Seçilen Metin:
Logo

1. Hukuk Dairesi2021/5872 E. 2023/1833 K.

Yapay Zeka Özeti

Uyuşmazlık: Kadastro öncesi dönemden kaynaklanan miras ortaklığındaki taşınmazlar üzerindeki tapu iptali ve tescil davasında, davacıların zilyetlik ve miras paylarını ispat edip etmedikleri ile bazı davalıların dava kabulü beyanlarının sonuçları.

Gerekçe ve Sonuç: Davacıların malik sıfatıyla zilyetliklerini ispatlayamadıkları, ancak bazı davalıların davayı kabul etmelerinin HMK’nın 308, 309 ve 311. maddeleri uyarınca kesin hüküm doğurduğu ve bu davalılar yönünden davanın kabulü gerektiği gözetilerek, ilk derece mahkemesi kararının kaldırılmasına ve davanın kısmen kabulüne, kısmen reddine karar verilmiştir.

Karar Metni

"İçtihat Metni"

MAHKEMESİ : Antalya Bölge Adliye Mahkemesi 8. Hukuk Dairesi

KARAR : Kabul - Ret

İLK DERECE MAHKEMESİ : Korkuteli 1. Asliye Hukuk Mahkemesi

Taraflar arasındaki tapu iptali ve tescil davasından dolayı yapılan yargılama sonunda İlk Derece Mahkemesince davanın reddine karar verilmiştir.

Kararın davacılar vekili tarafından istinaf edilmesi üzerine, Bölge Adliye Mahkemesince istinaf başvurusunun kabulüne İlk Derece Mahkeme kararının kaldırılmasına ve davanın kısmen kabulüne karar verilmiştir.

Veri Kümesi İçeriği:
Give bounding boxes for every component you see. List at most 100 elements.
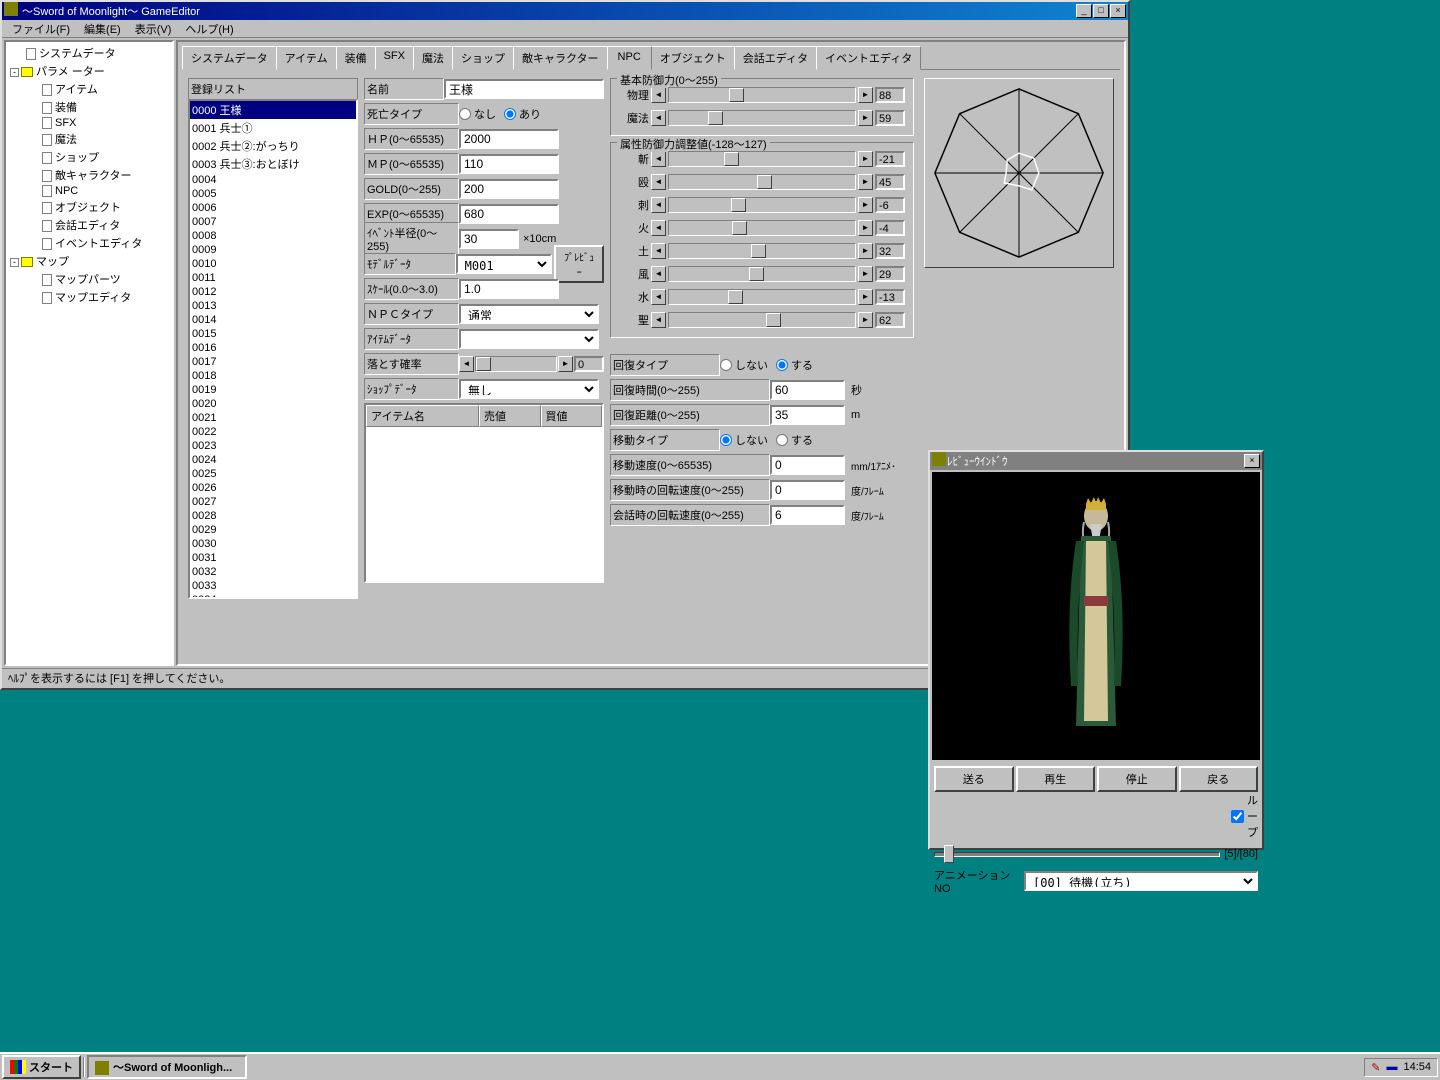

Görevin Amacı: Tapu iptali ve tescil davasına ilişkin metinde "Uyuşmazlık: Kadastro öncesi" sözcüklerini içeren yerle açılıp "kabulü beyanlarının sonuçları." ile kapanan kısmı hiçbir değişiklik yapmadan alıntılayınız.

Tamamlanmış Yanıt:
Uyuşmazlık: Kadastro öncesi dönemden kaynaklanan miras ortaklığındaki taşınmazlar üzerindeki tapu iptali ve tescil davasında, davacıların zilyetlik ve miras paylarını ispat edip etmedikleri ile bazı davalıların dava kabulü beyanlarının sonuçları.